--- DATASET CONTENT ---
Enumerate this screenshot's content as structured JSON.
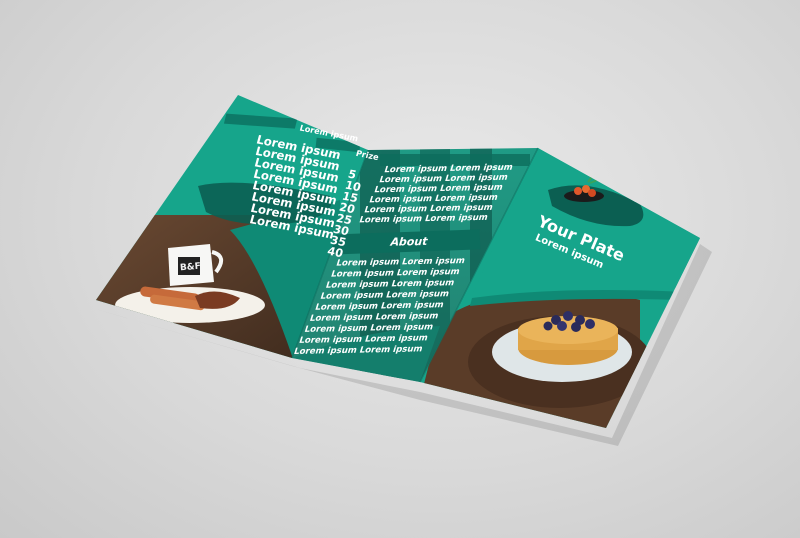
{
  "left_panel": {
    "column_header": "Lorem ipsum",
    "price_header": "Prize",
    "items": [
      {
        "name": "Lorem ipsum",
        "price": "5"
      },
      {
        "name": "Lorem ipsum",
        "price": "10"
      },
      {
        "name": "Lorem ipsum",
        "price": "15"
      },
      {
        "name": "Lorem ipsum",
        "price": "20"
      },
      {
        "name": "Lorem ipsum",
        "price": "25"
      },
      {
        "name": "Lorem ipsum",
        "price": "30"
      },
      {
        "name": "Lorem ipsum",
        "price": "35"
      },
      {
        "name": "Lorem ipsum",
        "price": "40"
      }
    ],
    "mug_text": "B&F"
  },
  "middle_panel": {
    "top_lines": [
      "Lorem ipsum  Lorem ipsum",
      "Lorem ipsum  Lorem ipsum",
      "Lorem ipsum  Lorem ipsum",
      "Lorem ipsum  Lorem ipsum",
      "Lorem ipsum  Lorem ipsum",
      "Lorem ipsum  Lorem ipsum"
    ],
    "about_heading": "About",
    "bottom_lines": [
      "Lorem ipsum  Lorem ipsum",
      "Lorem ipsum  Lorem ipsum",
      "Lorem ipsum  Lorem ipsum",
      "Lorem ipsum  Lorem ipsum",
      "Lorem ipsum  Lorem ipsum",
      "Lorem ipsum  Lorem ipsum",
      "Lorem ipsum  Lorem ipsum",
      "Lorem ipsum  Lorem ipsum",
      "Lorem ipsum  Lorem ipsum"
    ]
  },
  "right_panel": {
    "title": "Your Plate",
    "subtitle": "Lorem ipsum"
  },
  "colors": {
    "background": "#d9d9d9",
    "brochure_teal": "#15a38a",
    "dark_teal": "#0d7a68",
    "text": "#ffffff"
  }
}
---
**INSTRUCTIONS FOR THE TASK:** The records above are to be quoted exactly, with all pictures left out.

**REPLY TO THE TASK:**
Enumerate this screenshot's content as structured JSON.
{
  "left_panel": {
    "column_header": "Lorem ipsum",
    "price_header": "Prize",
    "items": [
      {
        "name": "Lorem ipsum",
        "price": "5"
      },
      {
        "name": "Lorem ipsum",
        "price": "10"
      },
      {
        "name": "Lorem ipsum",
        "price": "15"
      },
      {
        "name": "Lorem ipsum",
        "price": "20"
      },
      {
        "name": "Lorem ipsum",
        "price": "25"
      },
      {
        "name": "Lorem ipsum",
        "price": "30"
      },
      {
        "name": "Lorem ipsum",
        "price": "35"
      },
      {
        "name": "Lorem ipsum",
        "price": "40"
      }
    ],
    "mug_text": "B&F"
  },
  "middle_panel": {
    "top_lines": [
      "Lorem ipsum  Lorem ipsum",
      "Lorem ipsum  Lorem ipsum",
      "Lorem ipsum  Lorem ipsum",
      "Lorem ipsum  Lorem ipsum",
      "Lorem ipsum  Lorem ipsum",
      "Lorem ipsum  Lorem ipsum"
    ],
    "about_heading": "About",
    "bottom_lines": [
      "Lorem ipsum  Lorem ipsum",
      "Lorem ipsum  Lorem ipsum",
      "Lorem ipsum  Lorem ipsum",
      "Lorem ipsum  Lorem ipsum",
      "Lorem ipsum  Lorem ipsum",
      "Lorem ipsum  Lorem ipsum",
      "Lorem ipsum  Lorem ipsum",
      "Lorem ipsum  Lorem ipsum",
      "Lorem ipsum  Lorem ipsum"
    ]
  },
  "right_panel": {
    "title": "Your Plate",
    "subtitle": "Lorem ipsum"
  },
  "colors": {
    "background": "#d9d9d9",
    "brochure_teal": "#15a38a",
    "dark_teal": "#0d7a68",
    "text": "#ffffff"
  }
}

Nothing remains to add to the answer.